- _Exercise instructions_:
Produce an exact copy of all the data below, dropping every image.
________________________________________
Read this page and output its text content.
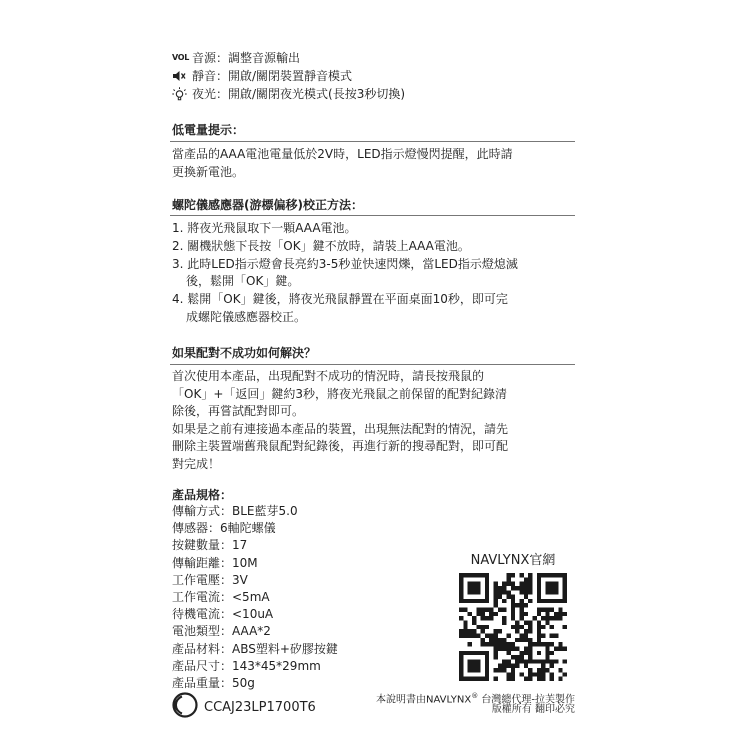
VOL 音源 ：調整音源輸出
靜音 ：開啟/關閉裝置靜音模式
夜光 ：開啟/關閉夜光模式(長按3秒切換)
低電量提示：

當產品的AAA電池電量低於2V時，LED指示燈慢閃提醒，此時請

更換新電池。

螺陀儀感應器(游標偏移)校正方法：
1. 將夜光飛鼠取下一顆AAA電池。
2. 關機狀態下長按「OK」鍵不放時，請裝上AAA電池。
3. 此時LED指示燈會長亮約3-5秒並快速閃爍，當LED指示燈熄滅
後，鬆開「OK」鍵。
4. 鬆開「OK」鍵後，將夜光飛鼠靜置在平面桌面10秒，即可完
成螺陀儀感應器校正。
如果配對不成功如何解決？

首次使用本產品，出現配對不成功的情況時，請長按飛鼠的

「OK」+「返回」鍵約3秒，將夜光飛鼠之前保留的配對紀錄清

除後，再嘗試配對即可。

如果是之前有連接過本產品的裝置，出現無法配對的情況，請先

刪除主裝置端舊飛鼠配對紀錄後，再進行新的搜尋配對，即可配

對完成！

產品規格：
傳輸方式：BLE藍芽5.0
傳感器：6軸陀螺儀
按鍵數量：17
傳輸距離：10M
工作電壓：3V
工作電流：<5mA
待機電流：<10uA
電池類型：AAA*2
產品材料：ABS塑料+矽膠按鍵
產品尺寸：143*45*29mm
產品重量：50g
NAVLYNX官網
CCAJ23LP1700T6	本說明書由NAVLYNX® 台灣總代理-拉芙製作
版權所有 翻印必究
________________________________________
- _Result for this exercise_:
Read this page and output its text content.
VOL 音源 ：調整音源輸出
靜音 ：開啟/關閉裝置靜音模式
夜光 ：開啟/關閉夜光模式(長按3秒切換)
低電量提示：

當產品的AAA電池電量低於2V時，LED指示燈慢閃提醒，此時請

更換新電池。

螺陀儀感應器(游標偏移)校正方法：
1. 將夜光飛鼠取下一顆AAA電池。
2. 關機狀態下長按「OK」鍵不放時，請裝上AAA電池。
3. 此時LED指示燈會長亮約3-5秒並快速閃爍，當LED指示燈熄滅
後，鬆開「OK」鍵。
4. 鬆開「OK」鍵後，將夜光飛鼠靜置在平面桌面10秒，即可完
成螺陀儀感應器校正。
如果配對不成功如何解決？

首次使用本產品，出現配對不成功的情況時，請長按飛鼠的

「OK」+「返回」鍵約3秒，將夜光飛鼠之前保留的配對紀錄清

除後，再嘗試配對即可。

如果是之前有連接過本產品的裝置，出現無法配對的情況，請先

刪除主裝置端舊飛鼠配對紀錄後，再進行新的搜尋配對，即可配

對完成！

產品規格：
傳輸方式：BLE藍芽5.0
傳感器：6軸陀螺儀
按鍵數量：17
傳輸距離：10M
工作電壓：3V
工作電流：<5mA
待機電流：<10uA
電池類型：AAA*2
產品材料：ABS塑料+矽膠按鍵
產品尺寸：143*45*29mm
產品重量：50g
NAVLYNX官網
CCAJ23LP1700T6	本說明書由NAVLYNX® 台灣總代理-拉芙製作
版權所有 翻印必究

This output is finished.